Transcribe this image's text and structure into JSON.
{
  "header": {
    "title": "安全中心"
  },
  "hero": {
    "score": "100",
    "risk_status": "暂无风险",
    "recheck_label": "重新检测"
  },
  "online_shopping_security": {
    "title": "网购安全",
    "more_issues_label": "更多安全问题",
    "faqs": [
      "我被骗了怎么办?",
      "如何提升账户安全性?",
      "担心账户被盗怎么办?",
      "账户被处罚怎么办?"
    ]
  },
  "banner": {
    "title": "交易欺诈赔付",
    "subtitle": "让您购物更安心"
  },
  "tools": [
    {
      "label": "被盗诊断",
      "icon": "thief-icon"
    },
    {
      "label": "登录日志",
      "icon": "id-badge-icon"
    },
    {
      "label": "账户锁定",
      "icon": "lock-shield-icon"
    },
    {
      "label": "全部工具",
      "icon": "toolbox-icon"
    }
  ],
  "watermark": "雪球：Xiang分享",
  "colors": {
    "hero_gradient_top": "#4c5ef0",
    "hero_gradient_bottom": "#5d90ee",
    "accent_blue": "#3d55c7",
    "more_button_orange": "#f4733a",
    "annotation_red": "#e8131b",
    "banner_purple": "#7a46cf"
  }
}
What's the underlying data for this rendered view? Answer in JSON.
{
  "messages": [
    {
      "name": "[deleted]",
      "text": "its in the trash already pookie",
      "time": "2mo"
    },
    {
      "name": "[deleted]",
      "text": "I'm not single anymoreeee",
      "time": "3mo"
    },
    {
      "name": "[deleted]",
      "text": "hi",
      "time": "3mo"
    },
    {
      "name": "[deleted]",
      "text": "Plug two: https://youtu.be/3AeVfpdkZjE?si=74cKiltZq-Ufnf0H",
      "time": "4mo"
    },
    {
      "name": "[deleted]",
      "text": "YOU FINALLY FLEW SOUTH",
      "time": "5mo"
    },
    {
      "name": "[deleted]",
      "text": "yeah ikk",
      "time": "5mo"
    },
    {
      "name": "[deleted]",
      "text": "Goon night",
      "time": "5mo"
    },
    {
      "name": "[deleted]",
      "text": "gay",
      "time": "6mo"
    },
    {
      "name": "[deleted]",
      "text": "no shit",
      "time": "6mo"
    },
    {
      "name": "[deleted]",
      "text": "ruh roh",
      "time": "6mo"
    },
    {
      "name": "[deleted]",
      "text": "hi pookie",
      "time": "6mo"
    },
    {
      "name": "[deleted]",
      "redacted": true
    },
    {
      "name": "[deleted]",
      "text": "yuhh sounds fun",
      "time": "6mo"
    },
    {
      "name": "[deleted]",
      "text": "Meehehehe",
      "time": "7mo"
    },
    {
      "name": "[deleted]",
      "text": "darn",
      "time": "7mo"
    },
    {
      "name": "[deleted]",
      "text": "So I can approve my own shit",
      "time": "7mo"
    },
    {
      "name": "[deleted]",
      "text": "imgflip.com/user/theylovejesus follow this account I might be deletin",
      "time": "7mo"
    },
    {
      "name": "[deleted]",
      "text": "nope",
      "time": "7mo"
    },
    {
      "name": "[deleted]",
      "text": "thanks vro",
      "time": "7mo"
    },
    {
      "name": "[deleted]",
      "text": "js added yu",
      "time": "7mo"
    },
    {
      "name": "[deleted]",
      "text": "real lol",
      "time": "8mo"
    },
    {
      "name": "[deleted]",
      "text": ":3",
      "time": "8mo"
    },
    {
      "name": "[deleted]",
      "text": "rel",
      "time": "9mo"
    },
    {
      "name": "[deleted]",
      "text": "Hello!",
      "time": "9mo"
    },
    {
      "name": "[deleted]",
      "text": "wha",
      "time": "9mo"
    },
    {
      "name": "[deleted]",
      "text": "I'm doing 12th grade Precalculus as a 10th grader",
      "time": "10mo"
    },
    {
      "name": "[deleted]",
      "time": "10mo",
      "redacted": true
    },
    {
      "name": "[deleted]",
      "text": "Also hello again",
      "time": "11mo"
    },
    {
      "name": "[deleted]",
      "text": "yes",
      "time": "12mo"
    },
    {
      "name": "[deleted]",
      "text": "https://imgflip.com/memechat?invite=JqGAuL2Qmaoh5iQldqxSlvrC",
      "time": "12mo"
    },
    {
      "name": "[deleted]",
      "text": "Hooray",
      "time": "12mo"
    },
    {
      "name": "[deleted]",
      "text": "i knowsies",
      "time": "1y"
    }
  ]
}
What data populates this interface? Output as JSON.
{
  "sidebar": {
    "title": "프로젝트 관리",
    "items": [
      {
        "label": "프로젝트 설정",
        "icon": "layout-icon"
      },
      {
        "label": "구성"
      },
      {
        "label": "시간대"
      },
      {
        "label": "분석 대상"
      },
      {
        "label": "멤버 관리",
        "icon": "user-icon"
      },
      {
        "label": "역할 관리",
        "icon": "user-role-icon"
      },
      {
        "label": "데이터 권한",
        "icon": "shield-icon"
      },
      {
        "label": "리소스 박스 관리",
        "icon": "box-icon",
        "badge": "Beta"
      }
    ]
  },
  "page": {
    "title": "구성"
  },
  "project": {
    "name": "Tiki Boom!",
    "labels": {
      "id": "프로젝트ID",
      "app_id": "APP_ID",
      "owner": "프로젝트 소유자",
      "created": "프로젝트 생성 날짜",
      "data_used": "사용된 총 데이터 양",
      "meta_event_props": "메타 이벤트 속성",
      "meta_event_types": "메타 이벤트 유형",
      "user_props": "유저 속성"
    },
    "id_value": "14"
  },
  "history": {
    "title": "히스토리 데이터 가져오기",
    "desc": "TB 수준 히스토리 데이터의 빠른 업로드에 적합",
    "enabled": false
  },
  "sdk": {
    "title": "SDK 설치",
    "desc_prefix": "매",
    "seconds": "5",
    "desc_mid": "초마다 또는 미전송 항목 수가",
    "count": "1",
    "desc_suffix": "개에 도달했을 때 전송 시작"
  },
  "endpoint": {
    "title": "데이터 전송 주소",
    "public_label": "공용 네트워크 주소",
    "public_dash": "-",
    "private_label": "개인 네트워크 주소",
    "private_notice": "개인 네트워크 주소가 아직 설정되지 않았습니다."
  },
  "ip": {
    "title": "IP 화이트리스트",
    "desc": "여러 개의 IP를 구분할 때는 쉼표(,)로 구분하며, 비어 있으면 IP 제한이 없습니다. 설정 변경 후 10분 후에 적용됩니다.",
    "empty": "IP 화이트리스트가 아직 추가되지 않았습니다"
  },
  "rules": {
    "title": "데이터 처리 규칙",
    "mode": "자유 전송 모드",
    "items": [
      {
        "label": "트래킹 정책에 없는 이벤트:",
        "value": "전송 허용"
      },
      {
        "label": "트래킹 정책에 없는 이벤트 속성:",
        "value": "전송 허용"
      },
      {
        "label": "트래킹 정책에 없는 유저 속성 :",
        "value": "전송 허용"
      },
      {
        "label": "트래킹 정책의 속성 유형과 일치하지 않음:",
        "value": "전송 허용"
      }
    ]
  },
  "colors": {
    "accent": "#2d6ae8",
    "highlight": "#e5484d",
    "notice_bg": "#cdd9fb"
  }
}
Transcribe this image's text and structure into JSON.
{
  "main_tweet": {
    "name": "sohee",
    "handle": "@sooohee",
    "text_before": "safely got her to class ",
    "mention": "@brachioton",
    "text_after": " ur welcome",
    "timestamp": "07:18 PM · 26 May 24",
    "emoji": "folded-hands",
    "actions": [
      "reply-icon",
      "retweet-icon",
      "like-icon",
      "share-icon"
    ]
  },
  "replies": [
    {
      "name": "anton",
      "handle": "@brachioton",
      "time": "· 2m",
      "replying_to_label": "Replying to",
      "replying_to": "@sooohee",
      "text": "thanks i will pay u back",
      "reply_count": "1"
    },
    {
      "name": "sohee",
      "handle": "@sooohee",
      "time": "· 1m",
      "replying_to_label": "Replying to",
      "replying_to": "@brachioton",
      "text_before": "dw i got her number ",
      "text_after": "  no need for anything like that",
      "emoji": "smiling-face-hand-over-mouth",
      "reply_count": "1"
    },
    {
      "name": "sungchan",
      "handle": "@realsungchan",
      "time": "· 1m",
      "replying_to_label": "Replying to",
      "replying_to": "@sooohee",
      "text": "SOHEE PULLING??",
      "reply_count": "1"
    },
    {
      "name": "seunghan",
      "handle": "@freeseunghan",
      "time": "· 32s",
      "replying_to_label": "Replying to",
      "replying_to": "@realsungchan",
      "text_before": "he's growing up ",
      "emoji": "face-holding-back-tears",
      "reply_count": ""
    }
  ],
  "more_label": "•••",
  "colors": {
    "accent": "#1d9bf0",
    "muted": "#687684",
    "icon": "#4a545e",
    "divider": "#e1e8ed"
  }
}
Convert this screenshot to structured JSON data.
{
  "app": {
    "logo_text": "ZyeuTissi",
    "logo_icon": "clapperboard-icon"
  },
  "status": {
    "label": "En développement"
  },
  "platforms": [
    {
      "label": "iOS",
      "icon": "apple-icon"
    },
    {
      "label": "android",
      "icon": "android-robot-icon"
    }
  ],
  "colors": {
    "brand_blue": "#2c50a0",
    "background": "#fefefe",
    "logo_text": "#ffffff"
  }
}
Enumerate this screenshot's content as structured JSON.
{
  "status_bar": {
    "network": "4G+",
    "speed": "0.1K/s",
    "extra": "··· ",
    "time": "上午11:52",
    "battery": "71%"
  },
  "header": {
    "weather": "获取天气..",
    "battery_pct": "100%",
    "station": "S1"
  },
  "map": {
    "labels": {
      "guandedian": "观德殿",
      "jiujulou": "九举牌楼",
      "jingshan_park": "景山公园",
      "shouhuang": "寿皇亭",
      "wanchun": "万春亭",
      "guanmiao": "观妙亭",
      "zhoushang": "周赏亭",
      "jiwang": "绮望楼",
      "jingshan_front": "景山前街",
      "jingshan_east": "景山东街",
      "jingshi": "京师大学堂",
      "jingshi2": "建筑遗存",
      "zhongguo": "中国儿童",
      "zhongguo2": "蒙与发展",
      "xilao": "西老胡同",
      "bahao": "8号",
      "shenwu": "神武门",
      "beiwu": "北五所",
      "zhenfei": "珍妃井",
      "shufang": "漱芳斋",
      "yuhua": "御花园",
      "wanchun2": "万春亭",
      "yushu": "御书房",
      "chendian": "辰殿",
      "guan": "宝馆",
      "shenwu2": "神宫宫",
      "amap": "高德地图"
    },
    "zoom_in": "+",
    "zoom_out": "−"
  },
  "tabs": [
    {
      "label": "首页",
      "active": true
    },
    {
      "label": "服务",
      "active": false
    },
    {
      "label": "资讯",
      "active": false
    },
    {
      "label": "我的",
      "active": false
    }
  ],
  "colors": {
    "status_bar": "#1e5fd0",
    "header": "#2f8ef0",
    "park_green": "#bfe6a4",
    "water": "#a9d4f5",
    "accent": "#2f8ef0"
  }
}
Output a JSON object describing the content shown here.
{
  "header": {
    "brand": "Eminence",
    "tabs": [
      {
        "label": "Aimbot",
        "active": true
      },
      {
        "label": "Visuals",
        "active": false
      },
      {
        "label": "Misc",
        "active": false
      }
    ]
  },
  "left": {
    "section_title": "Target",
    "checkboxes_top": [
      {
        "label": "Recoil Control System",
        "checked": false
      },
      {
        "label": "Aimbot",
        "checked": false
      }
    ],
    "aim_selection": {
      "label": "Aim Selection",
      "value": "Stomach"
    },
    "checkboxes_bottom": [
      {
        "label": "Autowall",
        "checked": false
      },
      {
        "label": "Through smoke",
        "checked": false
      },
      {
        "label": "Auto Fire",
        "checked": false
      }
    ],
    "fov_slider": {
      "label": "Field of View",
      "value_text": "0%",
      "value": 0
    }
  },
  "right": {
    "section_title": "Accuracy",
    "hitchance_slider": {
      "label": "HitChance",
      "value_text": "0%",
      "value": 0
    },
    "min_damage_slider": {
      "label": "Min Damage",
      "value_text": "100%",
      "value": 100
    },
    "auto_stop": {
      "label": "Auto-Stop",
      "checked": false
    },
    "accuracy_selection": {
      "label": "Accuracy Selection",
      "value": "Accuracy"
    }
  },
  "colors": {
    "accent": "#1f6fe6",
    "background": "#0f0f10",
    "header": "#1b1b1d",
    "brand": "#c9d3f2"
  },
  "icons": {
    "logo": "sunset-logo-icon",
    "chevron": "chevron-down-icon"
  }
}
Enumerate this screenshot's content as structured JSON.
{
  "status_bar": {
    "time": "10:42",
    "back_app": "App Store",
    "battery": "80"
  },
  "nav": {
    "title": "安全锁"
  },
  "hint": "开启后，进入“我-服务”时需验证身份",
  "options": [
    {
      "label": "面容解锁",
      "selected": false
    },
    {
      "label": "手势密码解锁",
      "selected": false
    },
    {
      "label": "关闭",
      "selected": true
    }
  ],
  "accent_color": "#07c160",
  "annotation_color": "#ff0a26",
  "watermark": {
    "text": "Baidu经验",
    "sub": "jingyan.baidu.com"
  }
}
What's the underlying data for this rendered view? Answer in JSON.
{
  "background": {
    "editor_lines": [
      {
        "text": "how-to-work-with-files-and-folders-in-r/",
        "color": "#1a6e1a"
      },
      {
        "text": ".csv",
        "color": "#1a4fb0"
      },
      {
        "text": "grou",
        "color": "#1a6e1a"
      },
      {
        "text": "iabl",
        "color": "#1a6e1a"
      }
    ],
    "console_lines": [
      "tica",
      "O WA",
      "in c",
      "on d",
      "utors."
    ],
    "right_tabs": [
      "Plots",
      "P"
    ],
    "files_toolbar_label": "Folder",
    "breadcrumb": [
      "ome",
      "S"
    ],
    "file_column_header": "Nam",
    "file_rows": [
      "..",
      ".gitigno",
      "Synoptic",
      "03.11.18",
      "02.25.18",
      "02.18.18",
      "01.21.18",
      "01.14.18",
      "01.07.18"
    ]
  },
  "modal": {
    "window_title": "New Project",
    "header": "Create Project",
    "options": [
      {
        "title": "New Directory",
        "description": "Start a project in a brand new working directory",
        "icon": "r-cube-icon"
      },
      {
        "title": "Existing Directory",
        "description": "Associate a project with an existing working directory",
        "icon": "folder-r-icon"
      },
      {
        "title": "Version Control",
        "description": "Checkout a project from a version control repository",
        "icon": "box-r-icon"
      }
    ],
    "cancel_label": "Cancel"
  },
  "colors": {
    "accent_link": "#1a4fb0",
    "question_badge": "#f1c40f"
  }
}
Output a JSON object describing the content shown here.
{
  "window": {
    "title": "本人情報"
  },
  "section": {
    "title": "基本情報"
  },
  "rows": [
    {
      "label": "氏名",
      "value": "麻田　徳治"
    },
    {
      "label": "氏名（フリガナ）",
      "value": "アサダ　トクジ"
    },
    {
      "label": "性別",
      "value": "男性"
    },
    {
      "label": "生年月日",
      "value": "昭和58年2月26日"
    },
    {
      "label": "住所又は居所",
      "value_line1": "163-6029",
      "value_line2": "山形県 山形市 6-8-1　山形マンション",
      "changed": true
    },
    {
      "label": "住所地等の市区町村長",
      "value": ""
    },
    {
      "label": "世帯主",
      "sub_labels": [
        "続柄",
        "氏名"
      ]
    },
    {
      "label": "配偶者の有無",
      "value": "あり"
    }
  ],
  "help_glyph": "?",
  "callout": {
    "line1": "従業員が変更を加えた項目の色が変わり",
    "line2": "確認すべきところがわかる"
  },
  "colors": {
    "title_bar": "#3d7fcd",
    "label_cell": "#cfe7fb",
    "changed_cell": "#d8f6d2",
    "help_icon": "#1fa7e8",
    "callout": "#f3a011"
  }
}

EXERCISE BRIEF: Check each line of the records above for the word "background", then give the number of lines that have it, with no other words.

PROBLEM SOLUTION: 3